Identify every line in the records below that contains the word "WIND", and copy each of those lines.
------ RECORDS TO USE
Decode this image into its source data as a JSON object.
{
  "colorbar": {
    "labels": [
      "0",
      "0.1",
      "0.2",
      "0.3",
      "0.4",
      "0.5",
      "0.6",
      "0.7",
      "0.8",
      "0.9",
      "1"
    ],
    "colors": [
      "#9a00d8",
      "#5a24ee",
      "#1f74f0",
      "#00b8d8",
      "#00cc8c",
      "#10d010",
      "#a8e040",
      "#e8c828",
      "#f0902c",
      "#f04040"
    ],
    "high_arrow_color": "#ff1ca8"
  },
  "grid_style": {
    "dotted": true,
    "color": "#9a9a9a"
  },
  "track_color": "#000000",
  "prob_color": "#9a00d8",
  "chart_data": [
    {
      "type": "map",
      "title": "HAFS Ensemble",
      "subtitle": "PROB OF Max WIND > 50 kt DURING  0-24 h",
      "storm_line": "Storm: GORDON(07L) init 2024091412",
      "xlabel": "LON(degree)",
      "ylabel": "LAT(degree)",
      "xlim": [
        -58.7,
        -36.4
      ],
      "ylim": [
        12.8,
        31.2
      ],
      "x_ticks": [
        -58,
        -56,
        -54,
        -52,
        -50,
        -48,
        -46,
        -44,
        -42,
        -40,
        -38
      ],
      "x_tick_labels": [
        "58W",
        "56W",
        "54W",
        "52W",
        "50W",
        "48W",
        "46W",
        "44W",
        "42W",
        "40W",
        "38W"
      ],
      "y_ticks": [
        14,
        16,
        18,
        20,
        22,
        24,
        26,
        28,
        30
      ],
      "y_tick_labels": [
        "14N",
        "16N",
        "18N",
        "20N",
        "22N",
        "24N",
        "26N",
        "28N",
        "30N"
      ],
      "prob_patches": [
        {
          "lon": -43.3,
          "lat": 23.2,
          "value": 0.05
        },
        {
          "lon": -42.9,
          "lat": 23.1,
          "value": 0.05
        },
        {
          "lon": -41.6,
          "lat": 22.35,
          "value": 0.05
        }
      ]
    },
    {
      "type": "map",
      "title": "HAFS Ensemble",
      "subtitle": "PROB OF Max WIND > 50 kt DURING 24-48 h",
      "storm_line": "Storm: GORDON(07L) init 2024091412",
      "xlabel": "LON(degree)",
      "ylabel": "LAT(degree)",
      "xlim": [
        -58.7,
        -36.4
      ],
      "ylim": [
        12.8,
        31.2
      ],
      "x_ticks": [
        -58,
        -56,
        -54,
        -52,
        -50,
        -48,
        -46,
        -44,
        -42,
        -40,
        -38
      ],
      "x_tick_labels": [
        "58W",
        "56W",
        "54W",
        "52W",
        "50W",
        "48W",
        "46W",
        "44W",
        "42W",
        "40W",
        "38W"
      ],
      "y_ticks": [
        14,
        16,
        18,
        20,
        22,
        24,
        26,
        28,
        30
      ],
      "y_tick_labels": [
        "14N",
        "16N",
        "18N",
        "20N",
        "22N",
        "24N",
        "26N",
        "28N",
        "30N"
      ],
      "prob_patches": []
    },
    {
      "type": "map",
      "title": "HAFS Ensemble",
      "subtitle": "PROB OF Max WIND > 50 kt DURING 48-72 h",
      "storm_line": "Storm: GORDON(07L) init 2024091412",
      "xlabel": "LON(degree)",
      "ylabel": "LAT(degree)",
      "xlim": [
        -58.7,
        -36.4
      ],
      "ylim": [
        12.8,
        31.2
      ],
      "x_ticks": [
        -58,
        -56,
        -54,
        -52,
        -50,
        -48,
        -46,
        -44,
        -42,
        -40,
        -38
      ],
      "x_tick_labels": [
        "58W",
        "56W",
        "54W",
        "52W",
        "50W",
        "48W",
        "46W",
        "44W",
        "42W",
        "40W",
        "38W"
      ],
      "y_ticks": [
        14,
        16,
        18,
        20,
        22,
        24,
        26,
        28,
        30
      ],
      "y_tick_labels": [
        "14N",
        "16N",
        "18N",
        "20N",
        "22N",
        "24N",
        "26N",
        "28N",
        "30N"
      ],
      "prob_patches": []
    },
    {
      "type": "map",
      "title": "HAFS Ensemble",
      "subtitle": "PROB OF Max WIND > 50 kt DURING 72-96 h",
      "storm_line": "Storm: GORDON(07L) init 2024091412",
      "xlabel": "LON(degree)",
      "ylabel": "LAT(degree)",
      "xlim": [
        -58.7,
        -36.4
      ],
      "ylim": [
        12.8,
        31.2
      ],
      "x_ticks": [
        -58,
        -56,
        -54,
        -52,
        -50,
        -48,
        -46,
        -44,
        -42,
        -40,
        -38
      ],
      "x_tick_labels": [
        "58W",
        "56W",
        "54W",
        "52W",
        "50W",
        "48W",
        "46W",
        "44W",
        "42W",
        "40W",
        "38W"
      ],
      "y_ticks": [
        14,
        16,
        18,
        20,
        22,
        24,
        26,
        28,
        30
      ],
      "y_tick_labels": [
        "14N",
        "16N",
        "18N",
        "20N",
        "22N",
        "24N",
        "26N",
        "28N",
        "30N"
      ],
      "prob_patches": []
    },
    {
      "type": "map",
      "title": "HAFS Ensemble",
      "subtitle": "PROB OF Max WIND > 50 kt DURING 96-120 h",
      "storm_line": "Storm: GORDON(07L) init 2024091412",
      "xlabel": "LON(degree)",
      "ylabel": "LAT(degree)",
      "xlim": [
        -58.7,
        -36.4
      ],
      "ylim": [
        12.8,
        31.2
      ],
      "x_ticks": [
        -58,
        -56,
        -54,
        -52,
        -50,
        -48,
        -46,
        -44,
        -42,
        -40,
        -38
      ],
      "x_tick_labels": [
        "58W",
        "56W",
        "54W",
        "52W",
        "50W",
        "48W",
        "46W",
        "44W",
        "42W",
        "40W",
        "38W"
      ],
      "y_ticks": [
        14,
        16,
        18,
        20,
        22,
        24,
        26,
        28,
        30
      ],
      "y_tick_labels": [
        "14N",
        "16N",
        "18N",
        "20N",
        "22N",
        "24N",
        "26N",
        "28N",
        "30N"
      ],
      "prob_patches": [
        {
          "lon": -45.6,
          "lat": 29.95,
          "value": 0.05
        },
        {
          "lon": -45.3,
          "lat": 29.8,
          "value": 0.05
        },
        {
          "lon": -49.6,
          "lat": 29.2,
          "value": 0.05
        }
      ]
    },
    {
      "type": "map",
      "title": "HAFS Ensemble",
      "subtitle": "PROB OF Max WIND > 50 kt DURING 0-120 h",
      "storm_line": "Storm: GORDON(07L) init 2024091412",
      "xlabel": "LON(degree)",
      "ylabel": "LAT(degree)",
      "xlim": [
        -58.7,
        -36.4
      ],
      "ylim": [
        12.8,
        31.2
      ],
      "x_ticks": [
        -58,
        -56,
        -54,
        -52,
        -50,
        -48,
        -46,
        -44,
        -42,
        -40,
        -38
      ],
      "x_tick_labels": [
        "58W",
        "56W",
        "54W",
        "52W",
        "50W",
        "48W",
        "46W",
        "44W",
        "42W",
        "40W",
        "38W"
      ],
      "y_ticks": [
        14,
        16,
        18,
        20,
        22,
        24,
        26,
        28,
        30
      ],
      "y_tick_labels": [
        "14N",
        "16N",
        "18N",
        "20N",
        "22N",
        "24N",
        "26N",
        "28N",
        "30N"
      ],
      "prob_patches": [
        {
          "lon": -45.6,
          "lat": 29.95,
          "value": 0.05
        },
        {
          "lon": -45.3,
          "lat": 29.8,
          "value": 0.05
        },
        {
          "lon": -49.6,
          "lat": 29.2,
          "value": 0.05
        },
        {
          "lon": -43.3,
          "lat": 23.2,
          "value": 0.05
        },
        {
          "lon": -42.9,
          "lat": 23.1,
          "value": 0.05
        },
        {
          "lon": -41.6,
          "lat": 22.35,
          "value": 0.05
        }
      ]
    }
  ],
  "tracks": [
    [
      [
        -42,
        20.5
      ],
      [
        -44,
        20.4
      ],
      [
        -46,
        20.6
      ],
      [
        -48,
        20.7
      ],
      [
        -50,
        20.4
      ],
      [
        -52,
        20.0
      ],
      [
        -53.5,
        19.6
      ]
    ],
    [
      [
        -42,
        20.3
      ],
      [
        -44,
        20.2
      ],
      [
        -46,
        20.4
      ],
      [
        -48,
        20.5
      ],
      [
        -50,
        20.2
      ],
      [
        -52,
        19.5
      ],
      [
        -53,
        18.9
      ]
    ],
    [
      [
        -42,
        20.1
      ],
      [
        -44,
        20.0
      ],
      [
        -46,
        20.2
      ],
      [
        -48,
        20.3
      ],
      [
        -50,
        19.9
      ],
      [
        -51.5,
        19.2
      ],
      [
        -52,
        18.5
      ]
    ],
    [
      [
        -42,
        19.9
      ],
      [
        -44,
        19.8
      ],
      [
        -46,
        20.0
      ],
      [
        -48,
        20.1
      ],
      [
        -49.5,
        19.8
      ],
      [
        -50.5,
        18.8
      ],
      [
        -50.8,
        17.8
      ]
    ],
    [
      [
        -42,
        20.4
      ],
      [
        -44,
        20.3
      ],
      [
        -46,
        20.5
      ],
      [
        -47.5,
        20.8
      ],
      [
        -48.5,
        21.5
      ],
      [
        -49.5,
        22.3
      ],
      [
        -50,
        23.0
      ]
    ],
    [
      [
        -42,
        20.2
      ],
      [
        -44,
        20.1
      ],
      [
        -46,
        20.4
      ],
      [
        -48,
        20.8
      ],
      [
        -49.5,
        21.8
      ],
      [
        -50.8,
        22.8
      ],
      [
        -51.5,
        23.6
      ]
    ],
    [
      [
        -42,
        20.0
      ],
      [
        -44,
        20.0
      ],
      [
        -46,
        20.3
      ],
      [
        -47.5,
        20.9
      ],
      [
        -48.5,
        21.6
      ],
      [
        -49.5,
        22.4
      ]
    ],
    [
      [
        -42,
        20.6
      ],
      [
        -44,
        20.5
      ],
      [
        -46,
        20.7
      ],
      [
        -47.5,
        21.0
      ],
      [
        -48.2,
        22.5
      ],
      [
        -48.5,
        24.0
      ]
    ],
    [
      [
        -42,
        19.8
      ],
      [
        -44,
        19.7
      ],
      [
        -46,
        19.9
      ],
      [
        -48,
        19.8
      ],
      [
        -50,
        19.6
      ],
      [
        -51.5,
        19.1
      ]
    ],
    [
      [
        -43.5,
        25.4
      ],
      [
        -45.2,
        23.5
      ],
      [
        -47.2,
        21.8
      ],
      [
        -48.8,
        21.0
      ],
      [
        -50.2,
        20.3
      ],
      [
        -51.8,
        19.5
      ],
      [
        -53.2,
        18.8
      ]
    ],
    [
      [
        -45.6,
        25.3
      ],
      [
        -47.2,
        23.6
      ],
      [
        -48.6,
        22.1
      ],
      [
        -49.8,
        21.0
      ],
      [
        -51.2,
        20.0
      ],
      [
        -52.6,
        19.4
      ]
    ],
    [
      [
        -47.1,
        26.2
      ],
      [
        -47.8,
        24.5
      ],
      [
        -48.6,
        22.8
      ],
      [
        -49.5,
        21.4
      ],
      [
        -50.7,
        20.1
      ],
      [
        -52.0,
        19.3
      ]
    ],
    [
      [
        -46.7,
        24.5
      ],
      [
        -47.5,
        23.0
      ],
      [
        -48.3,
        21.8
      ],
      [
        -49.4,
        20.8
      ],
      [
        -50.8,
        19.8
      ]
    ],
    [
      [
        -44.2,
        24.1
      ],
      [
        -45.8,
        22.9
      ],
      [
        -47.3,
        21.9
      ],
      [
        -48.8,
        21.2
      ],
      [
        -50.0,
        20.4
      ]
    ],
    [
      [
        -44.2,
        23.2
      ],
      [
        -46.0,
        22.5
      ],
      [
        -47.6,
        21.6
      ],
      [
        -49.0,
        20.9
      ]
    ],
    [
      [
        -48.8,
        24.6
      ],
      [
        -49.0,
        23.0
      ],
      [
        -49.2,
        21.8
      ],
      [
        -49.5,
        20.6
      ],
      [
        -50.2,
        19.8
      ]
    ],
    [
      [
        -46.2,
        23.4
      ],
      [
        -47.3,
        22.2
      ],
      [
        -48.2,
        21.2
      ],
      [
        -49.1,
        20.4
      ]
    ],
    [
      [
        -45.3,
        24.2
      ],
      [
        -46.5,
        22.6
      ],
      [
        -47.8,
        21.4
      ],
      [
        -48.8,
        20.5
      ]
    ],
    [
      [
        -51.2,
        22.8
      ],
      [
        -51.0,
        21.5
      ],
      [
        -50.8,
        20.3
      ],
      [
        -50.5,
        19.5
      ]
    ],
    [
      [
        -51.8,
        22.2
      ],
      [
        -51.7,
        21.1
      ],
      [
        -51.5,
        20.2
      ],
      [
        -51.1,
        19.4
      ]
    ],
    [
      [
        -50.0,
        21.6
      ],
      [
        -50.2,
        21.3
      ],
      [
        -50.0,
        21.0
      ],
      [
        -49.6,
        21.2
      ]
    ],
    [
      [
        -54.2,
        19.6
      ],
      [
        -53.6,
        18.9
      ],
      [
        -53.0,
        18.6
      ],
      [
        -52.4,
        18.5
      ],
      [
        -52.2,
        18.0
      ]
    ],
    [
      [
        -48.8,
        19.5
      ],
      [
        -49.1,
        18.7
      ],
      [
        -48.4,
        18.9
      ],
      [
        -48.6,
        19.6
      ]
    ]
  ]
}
------------
__WRITTEN ANSWER__
      "subtitle": "PROB OF Max WIND > 50 kt DURING  0-24 h",
      "subtitle": "PROB OF Max WIND > 50 kt DURING 24-48 h",
      "subtitle": "PROB OF Max WIND > 50 kt DURING 48-72 h",
      "subtitle": "PROB OF Max WIND > 50 kt DURING 72-96 h",
      "subtitle": "PROB OF Max WIND > 50 kt DURING 96-120 h",
      "subtitle": "PROB OF Max WIND > 50 kt DURING 0-120 h",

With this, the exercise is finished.